● WHAT YOU HAVE TO DO: Extract every line that includes the string "Name".

....

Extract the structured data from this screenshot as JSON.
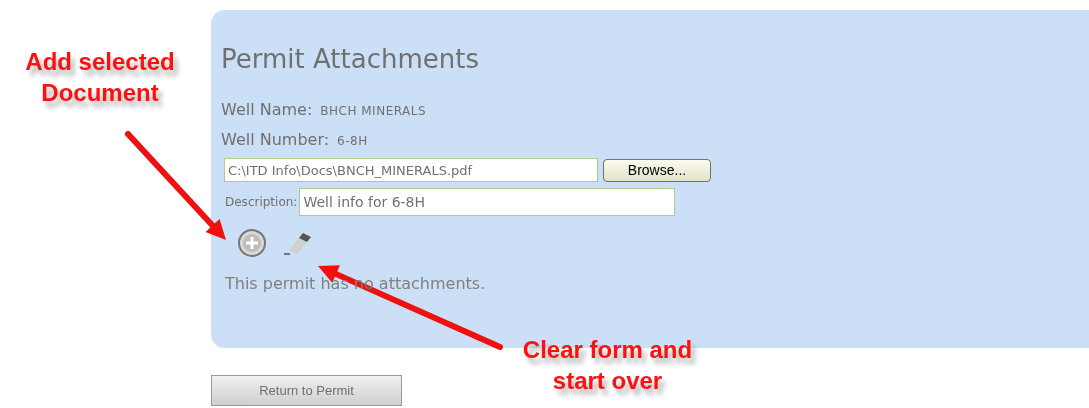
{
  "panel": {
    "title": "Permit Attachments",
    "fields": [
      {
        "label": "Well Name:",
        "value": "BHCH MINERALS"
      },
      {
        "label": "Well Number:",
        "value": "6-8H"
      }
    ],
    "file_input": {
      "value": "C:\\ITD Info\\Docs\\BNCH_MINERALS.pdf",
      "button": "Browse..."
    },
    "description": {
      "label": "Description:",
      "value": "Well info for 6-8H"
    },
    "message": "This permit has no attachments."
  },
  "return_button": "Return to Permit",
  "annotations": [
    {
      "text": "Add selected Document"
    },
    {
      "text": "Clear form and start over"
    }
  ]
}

....

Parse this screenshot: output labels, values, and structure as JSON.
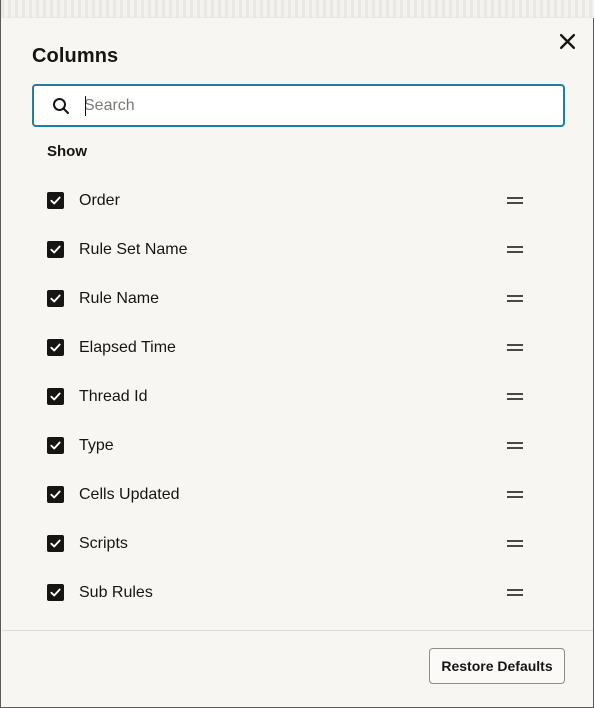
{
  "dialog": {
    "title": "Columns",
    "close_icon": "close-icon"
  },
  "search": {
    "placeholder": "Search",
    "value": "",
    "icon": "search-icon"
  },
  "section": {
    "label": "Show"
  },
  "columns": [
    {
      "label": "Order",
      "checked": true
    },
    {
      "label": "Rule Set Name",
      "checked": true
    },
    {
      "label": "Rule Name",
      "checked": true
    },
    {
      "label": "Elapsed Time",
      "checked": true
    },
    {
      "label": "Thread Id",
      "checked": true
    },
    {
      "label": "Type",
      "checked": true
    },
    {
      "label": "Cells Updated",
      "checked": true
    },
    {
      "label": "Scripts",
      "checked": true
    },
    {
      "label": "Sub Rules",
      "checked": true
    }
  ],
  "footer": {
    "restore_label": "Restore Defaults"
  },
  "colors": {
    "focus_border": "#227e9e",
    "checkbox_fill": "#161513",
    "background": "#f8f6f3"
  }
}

....

● TASK RESPONSE:
        "label": "Well Name:",
      "label": "Rule Set Name",
      "label": "Rule Name",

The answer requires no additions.